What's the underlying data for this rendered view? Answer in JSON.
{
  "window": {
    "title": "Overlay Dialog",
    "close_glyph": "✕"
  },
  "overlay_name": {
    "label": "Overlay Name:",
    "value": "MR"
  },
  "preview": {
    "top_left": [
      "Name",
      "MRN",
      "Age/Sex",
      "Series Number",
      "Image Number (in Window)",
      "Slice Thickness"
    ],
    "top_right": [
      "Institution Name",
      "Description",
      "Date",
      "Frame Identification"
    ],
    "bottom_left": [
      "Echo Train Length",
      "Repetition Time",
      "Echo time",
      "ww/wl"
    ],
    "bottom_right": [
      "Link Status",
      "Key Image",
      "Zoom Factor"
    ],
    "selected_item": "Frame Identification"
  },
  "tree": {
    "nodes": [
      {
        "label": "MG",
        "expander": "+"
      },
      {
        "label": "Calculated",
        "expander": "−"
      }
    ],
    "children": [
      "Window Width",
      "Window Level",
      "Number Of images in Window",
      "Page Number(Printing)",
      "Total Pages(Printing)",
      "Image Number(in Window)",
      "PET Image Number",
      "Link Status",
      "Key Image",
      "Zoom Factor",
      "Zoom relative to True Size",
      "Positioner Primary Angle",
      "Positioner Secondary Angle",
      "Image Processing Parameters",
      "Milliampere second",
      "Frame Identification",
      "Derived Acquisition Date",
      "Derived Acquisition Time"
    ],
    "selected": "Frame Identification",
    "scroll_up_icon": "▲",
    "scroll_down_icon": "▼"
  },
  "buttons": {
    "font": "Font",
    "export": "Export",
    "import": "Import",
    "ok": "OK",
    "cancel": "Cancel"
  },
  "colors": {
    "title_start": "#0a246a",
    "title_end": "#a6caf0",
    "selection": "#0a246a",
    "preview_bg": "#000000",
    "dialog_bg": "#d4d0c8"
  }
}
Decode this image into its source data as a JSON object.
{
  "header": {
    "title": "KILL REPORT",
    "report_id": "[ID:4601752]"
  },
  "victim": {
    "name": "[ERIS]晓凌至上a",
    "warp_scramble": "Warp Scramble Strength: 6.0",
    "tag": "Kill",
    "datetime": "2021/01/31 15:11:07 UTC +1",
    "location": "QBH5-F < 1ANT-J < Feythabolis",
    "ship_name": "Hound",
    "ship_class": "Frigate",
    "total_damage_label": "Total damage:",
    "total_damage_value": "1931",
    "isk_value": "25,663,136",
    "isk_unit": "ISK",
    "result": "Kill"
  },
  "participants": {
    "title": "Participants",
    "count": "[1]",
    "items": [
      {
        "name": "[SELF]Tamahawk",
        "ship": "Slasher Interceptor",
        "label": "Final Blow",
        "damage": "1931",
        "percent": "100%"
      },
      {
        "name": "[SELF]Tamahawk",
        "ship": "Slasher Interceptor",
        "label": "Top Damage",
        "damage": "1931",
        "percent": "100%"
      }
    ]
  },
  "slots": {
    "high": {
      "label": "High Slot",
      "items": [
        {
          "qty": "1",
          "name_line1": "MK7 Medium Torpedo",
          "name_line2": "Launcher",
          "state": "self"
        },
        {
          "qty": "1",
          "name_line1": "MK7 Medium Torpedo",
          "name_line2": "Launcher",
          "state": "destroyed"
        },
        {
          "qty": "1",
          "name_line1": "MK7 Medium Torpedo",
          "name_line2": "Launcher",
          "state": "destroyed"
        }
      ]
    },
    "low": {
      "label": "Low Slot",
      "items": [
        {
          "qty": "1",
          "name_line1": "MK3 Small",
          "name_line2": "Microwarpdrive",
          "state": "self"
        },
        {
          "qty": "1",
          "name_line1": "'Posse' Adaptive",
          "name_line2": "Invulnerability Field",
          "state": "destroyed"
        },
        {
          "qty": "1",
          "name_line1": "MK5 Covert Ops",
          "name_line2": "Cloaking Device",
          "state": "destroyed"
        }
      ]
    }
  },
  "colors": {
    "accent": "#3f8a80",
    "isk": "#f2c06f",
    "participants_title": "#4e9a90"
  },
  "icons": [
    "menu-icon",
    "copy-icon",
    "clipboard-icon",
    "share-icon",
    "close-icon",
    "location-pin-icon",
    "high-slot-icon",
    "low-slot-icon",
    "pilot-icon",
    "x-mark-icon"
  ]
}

WORK REQUIRED: Repeat the material above in full, quoting it exactly.

RESPONSE TO THE TASK:
What's the underlying data for this rendered view? Answer in JSON.
{
  "window": {
    "title": "Overlay Dialog",
    "close_glyph": "✕"
  },
  "overlay_name": {
    "label": "Overlay Name:",
    "value": "MR"
  },
  "preview": {
    "top_left": [
      "Name",
      "MRN",
      "Age/Sex",
      "Series Number",
      "Image Number (in Window)",
      "Slice Thickness"
    ],
    "top_right": [
      "Institution Name",
      "Description",
      "Date",
      "Frame Identification"
    ],
    "bottom_left": [
      "Echo Train Length",
      "Repetition Time",
      "Echo time",
      "ww/wl"
    ],
    "bottom_right": [
      "Link Status",
      "Key Image",
      "Zoom Factor"
    ],
    "selected_item": "Frame Identification"
  },
  "tree": {
    "nodes": [
      {
        "label": "MG",
        "expander": "+"
      },
      {
        "label": "Calculated",
        "expander": "−"
      }
    ],
    "children": [
      "Window Width",
      "Window Level",
      "Number Of images in Window",
      "Page Number(Printing)",
      "Total Pages(Printing)",
      "Image Number(in Window)",
      "PET Image Number",
      "Link Status",
      "Key Image",
      "Zoom Factor",
      "Zoom relative to True Size",
      "Positioner Primary Angle",
      "Positioner Secondary Angle",
      "Image Processing Parameters",
      "Milliampere second",
      "Frame Identification",
      "Derived Acquisition Date",
      "Derived Acquisition Time"
    ],
    "selected": "Frame Identification",
    "scroll_up_icon": "▲",
    "scroll_down_icon": "▼"
  },
  "buttons": {
    "font": "Font",
    "export": "Export",
    "import": "Import",
    "ok": "OK",
    "cancel": "Cancel"
  },
  "colors": {
    "title_start": "#0a246a",
    "title_end": "#a6caf0",
    "selection": "#0a246a",
    "preview_bg": "#000000",
    "dialog_bg": "#d4d0c8"
  }
}
Decode this image into its source data as a JSON object.
{
  "header": {
    "title": "KILL REPORT",
    "report_id": "[ID:4601752]"
  },
  "victim": {
    "name": "[ERIS]晓凌至上a",
    "warp_scramble": "Warp Scramble Strength: 6.0",
    "tag": "Kill",
    "datetime": "2021/01/31 15:11:07 UTC +1",
    "location": "QBH5-F < 1ANT-J < Feythabolis",
    "ship_name": "Hound",
    "ship_class": "Frigate",
    "total_damage_label": "Total damage:",
    "total_damage_value": "1931",
    "isk_value": "25,663,136",
    "isk_unit": "ISK",
    "result": "Kill"
  },
  "participants": {
    "title": "Participants",
    "count": "[1]",
    "items": [
      {
        "name": "[SELF]Tamahawk",
        "ship": "Slasher Interceptor",
        "label": "Final Blow",
        "damage": "1931",
        "percent": "100%"
      },
      {
        "name": "[SELF]Tamahawk",
        "ship": "Slasher Interceptor",
        "label": "Top Damage",
        "damage": "1931",
        "percent": "100%"
      }
    ]
  },
  "slots": {
    "high": {
      "label": "High Slot",
      "items": [
        {
          "qty": "1",
          "name_line1": "MK7 Medium Torpedo",
          "name_line2": "Launcher",
          "state": "self"
        },
        {
          "qty": "1",
          "name_line1": "MK7 Medium Torpedo",
          "name_line2": "Launcher",
          "state": "destroyed"
        },
        {
          "qty": "1",
          "name_line1": "MK7 Medium Torpedo",
          "name_line2": "Launcher",
          "state": "destroyed"
        }
      ]
    },
    "low": {
      "label": "Low Slot",
      "items": [
        {
          "qty": "1",
          "name_line1": "MK3 Small",
          "name_line2": "Microwarpdrive",
          "state": "self"
        },
        {
          "qty": "1",
          "name_line1": "'Posse' Adaptive",
          "name_line2": "Invulnerability Field",
          "state": "destroyed"
        },
        {
          "qty": "1",
          "name_line1": "MK5 Covert Ops",
          "name_line2": "Cloaking Device",
          "state": "destroyed"
        }
      ]
    }
  },
  "colors": {
    "accent": "#3f8a80",
    "isk": "#f2c06f",
    "participants_title": "#4e9a90"
  },
  "icons": [
    "menu-icon",
    "copy-icon",
    "clipboard-icon",
    "share-icon",
    "close-icon",
    "location-pin-icon",
    "high-slot-icon",
    "low-slot-icon",
    "pilot-icon",
    "x-mark-icon"
  ]
}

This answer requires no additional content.